Aim of the exercise - The records below must be copied in full; omit the images.
-.-.-
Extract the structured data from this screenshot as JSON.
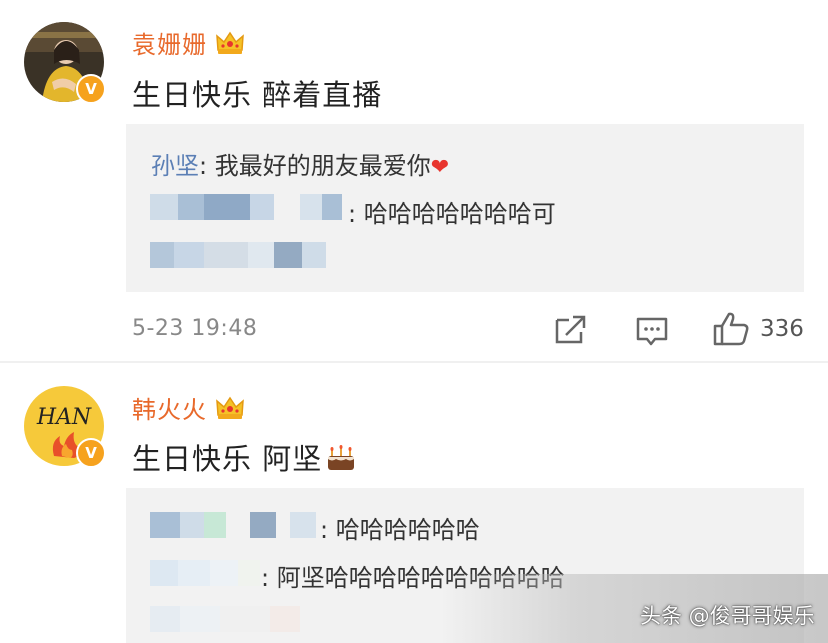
{
  "comments": [
    {
      "username": "袁姗姗",
      "text": "生日快乐 醉着直播",
      "replies": [
        {
          "user": "孙坚",
          "sep": ": ",
          "text": "我最好的朋友最爱你",
          "emoji": "❤"
        },
        {
          "user_obscured": true,
          "sep": ": ",
          "text": "哈哈哈哈哈哈哈可"
        }
      ],
      "more_obscured": true,
      "time": "5-23 19:48",
      "likes": "336"
    },
    {
      "username": "韩火火",
      "avatar_text": "HAN",
      "text": "生日快乐 阿坚",
      "replies": [
        {
          "user_obscured": true,
          "sep": ": ",
          "text": "哈哈哈哈哈哈"
        },
        {
          "user_obscured": true,
          "sep": ": ",
          "text": "阿坚哈哈哈哈哈哈哈哈哈哈"
        }
      ]
    }
  ],
  "badges": {
    "verified": "V"
  },
  "icons": [
    "crown-icon",
    "verified-icon",
    "forward-icon",
    "comment-icon",
    "like-icon",
    "cake-icon",
    "heart-icon"
  ],
  "colors": {
    "username": "#e8692b",
    "reply_user": "#5b7fb5",
    "reply_bg": "#f2f2f2",
    "badge": "#f6a21e"
  },
  "watermark": "头条 @俊哥哥娱乐"
}
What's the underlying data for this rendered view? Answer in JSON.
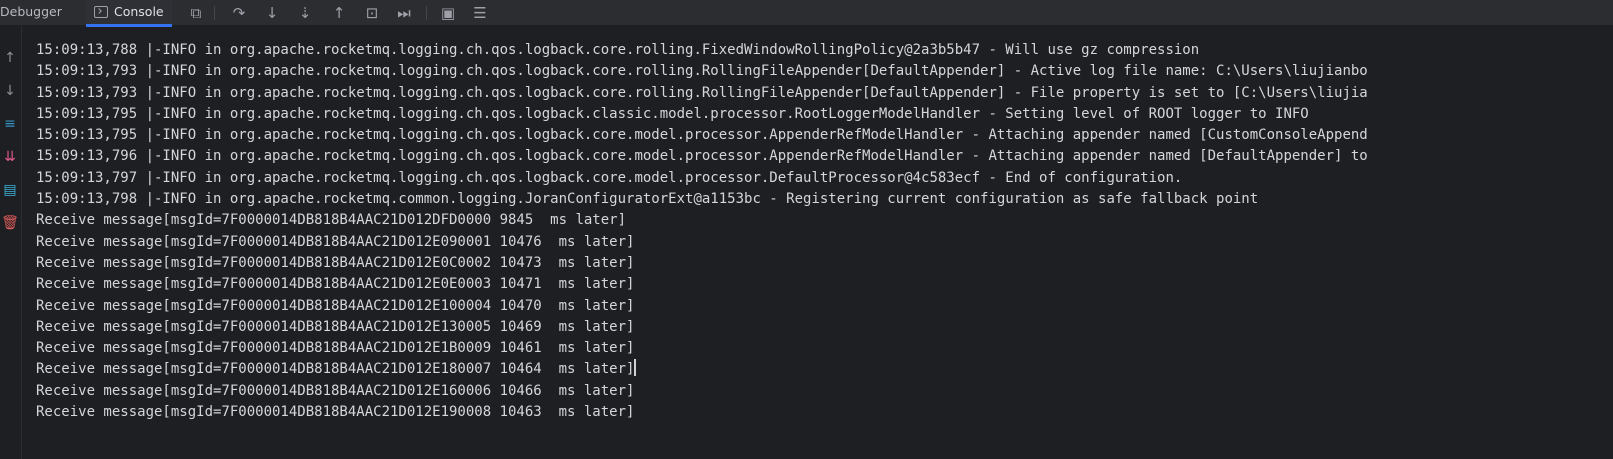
{
  "toolbar": {
    "tabs": [
      {
        "label": "Debugger"
      },
      {
        "label": "Console",
        "selected": true
      }
    ],
    "buttons": [
      {
        "name": "layout-icon",
        "glyph": "⧉"
      },
      {
        "name": "step-over-icon",
        "glyph": "↷"
      },
      {
        "name": "step-into-icon",
        "glyph": "↓"
      },
      {
        "name": "force-step-into-icon",
        "glyph": "⇣"
      },
      {
        "name": "step-out-icon",
        "glyph": "↑"
      },
      {
        "name": "run-to-cursor-icon",
        "glyph": "⊡"
      },
      {
        "name": "evaluate-icon",
        "glyph": "⏭"
      },
      {
        "name": "terminal-icon",
        "glyph": "▣"
      },
      {
        "name": "threads-icon",
        "glyph": "☰"
      }
    ]
  },
  "gutter": {
    "icons": [
      {
        "name": "scroll-up-icon",
        "glyph": "↑",
        "color": "#8c8f96"
      },
      {
        "name": "scroll-down-icon",
        "glyph": "↓",
        "color": "#8c8f96"
      },
      {
        "name": "soft-wrap-icon",
        "glyph": "≡",
        "color": "#3592c4"
      },
      {
        "name": "scroll-to-end-icon",
        "glyph": "⇊",
        "color": "#e0598b"
      },
      {
        "name": "print-icon",
        "glyph": "▤",
        "color": "#3ab0d6"
      },
      {
        "name": "clear-all-icon",
        "glyph": "🗑",
        "color": "#db5c5c"
      }
    ]
  },
  "console": {
    "lines": [
      "15:09:13,788 |-INFO in org.apache.rocketmq.logging.ch.qos.logback.core.rolling.FixedWindowRollingPolicy@2a3b5b47 - Will use gz compression",
      "15:09:13,793 |-INFO in org.apache.rocketmq.logging.ch.qos.logback.core.rolling.RollingFileAppender[DefaultAppender] - Active log file name: C:\\Users\\liujianbo",
      "15:09:13,793 |-INFO in org.apache.rocketmq.logging.ch.qos.logback.core.rolling.RollingFileAppender[DefaultAppender] - File property is set to [C:\\Users\\liujia",
      "15:09:13,795 |-INFO in org.apache.rocketmq.logging.ch.qos.logback.classic.model.processor.RootLoggerModelHandler - Setting level of ROOT logger to INFO",
      "15:09:13,795 |-INFO in org.apache.rocketmq.logging.ch.qos.logback.core.model.processor.AppenderRefModelHandler - Attaching appender named [CustomConsoleAppend",
      "15:09:13,796 |-INFO in org.apache.rocketmq.logging.ch.qos.logback.core.model.processor.AppenderRefModelHandler - Attaching appender named [DefaultAppender] to",
      "15:09:13,797 |-INFO in org.apache.rocketmq.logging.ch.qos.logback.core.model.processor.DefaultProcessor@4c583ecf - End of configuration.",
      "15:09:13,798 |-INFO in org.apache.rocketmq.common.logging.JoranConfiguratorExt@a1153bc - Registering current configuration as safe fallback point",
      "Receive message[msgId=7F0000014DB818B4AAC21D012DFD0000 9845  ms later]",
      "Receive message[msgId=7F0000014DB818B4AAC21D012E090001 10476  ms later]",
      "Receive message[msgId=7F0000014DB818B4AAC21D012E0C0002 10473  ms later]",
      "Receive message[msgId=7F0000014DB818B4AAC21D012E0E0003 10471  ms later]",
      "Receive message[msgId=7F0000014DB818B4AAC21D012E100004 10470  ms later]",
      "Receive message[msgId=7F0000014DB818B4AAC21D012E130005 10469  ms later]",
      "Receive message[msgId=7F0000014DB818B4AAC21D012E1B0009 10461  ms later]",
      "Receive message[msgId=7F0000014DB818B4AAC21D012E180007 10464  ms later]",
      "Receive message[msgId=7F0000014DB818B4AAC21D012E160006 10466  ms later]",
      "Receive message[msgId=7F0000014DB818B4AAC21D012E190008 10463  ms later]"
    ],
    "caret_line_index": 15
  }
}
-.-.-
Task result -
Extract the structured data from this screenshot as JSON.
{
  "comments": [
    {
      "username": "袁姗姗",
      "text": "生日快乐 醉着直播",
      "replies": [
        {
          "user": "孙坚",
          "sep": ": ",
          "text": "我最好的朋友最爱你",
          "emoji": "❤"
        },
        {
          "user_obscured": true,
          "sep": ": ",
          "text": "哈哈哈哈哈哈哈可"
        }
      ],
      "more_obscured": true,
      "time": "5-23 19:48",
      "likes": "336"
    },
    {
      "username": "韩火火",
      "avatar_text": "HAN",
      "text": "生日快乐 阿坚",
      "replies": [
        {
          "user_obscured": true,
          "sep": ": ",
          "text": "哈哈哈哈哈哈"
        },
        {
          "user_obscured": true,
          "sep": ": ",
          "text": "阿坚哈哈哈哈哈哈哈哈哈哈"
        }
      ]
    }
  ],
  "badges": {
    "verified": "V"
  },
  "icons": [
    "crown-icon",
    "verified-icon",
    "forward-icon",
    "comment-icon",
    "like-icon",
    "cake-icon",
    "heart-icon"
  ],
  "colors": {
    "username": "#e8692b",
    "reply_user": "#5b7fb5",
    "reply_bg": "#f2f2f2",
    "badge": "#f6a21e"
  },
  "watermark": "头条 @俊哥哥娱乐"
}
What's the underlying data for this rendered view? Answer in JSON.
{
  "toolbar": {
    "tabs": [
      {
        "label": "Debugger"
      },
      {
        "label": "Console",
        "selected": true
      }
    ],
    "buttons": [
      {
        "name": "layout-icon",
        "glyph": "⧉"
      },
      {
        "name": "step-over-icon",
        "glyph": "↷"
      },
      {
        "name": "step-into-icon",
        "glyph": "↓"
      },
      {
        "name": "force-step-into-icon",
        "glyph": "⇣"
      },
      {
        "name": "step-out-icon",
        "glyph": "↑"
      },
      {
        "name": "run-to-cursor-icon",
        "glyph": "⊡"
      },
      {
        "name": "evaluate-icon",
        "glyph": "⏭"
      },
      {
        "name": "terminal-icon",
        "glyph": "▣"
      },
      {
        "name": "threads-icon",
        "glyph": "☰"
      }
    ]
  },
  "gutter": {
    "icons": [
      {
        "name": "scroll-up-icon",
        "glyph": "↑",
        "color": "#8c8f96"
      },
      {
        "name": "scroll-down-icon",
        "glyph": "↓",
        "color": "#8c8f96"
      },
      {
        "name": "soft-wrap-icon",
        "glyph": "≡",
        "color": "#3592c4"
      },
      {
        "name": "scroll-to-end-icon",
        "glyph": "⇊",
        "color": "#e0598b"
      },
      {
        "name": "print-icon",
        "glyph": "▤",
        "color": "#3ab0d6"
      },
      {
        "name": "clear-all-icon",
        "glyph": "🗑",
        "color": "#db5c5c"
      }
    ]
  },
  "console": {
    "lines": [
      "15:09:13,788 |-INFO in org.apache.rocketmq.logging.ch.qos.logback.core.rolling.FixedWindowRollingPolicy@2a3b5b47 - Will use gz compression",
      "15:09:13,793 |-INFO in org.apache.rocketmq.logging.ch.qos.logback.core.rolling.RollingFileAppender[DefaultAppender] - Active log file name: C:\\Users\\liujianbo",
      "15:09:13,793 |-INFO in org.apache.rocketmq.logging.ch.qos.logback.core.rolling.RollingFileAppender[DefaultAppender] - File property is set to [C:\\Users\\liujia",
      "15:09:13,795 |-INFO in org.apache.rocketmq.logging.ch.qos.logback.classic.model.processor.RootLoggerModelHandler - Setting level of ROOT logger to INFO",
      "15:09:13,795 |-INFO in org.apache.rocketmq.logging.ch.qos.logback.core.model.processor.AppenderRefModelHandler - Attaching appender named [CustomConsoleAppend",
      "15:09:13,796 |-INFO in org.apache.rocketmq.logging.ch.qos.logback.core.model.processor.AppenderRefModelHandler - Attaching appender named [DefaultAppender] to",
      "15:09:13,797 |-INFO in org.apache.rocketmq.logging.ch.qos.logback.core.model.processor.DefaultProcessor@4c583ecf - End of configuration.",
      "15:09:13,798 |-INFO in org.apache.rocketmq.common.logging.JoranConfiguratorExt@a1153bc - Registering current configuration as safe fallback point",
      "Receive message[msgId=7F0000014DB818B4AAC21D012DFD0000 9845  ms later]",
      "Receive message[msgId=7F0000014DB818B4AAC21D012E090001 10476  ms later]",
      "Receive message[msgId=7F0000014DB818B4AAC21D012E0C0002 10473  ms later]",
      "Receive message[msgId=7F0000014DB818B4AAC21D012E0E0003 10471  ms later]",
      "Receive message[msgId=7F0000014DB818B4AAC21D012E100004 10470  ms later]",
      "Receive message[msgId=7F0000014DB818B4AAC21D012E130005 10469  ms later]",
      "Receive message[msgId=7F0000014DB818B4AAC21D012E1B0009 10461  ms later]",
      "Receive message[msgId=7F0000014DB818B4AAC21D012E180007 10464  ms later]",
      "Receive message[msgId=7F0000014DB818B4AAC21D012E160006 10466  ms later]",
      "Receive message[msgId=7F0000014DB818B4AAC21D012E190008 10463  ms later]"
    ],
    "caret_line_index": 15
  }
}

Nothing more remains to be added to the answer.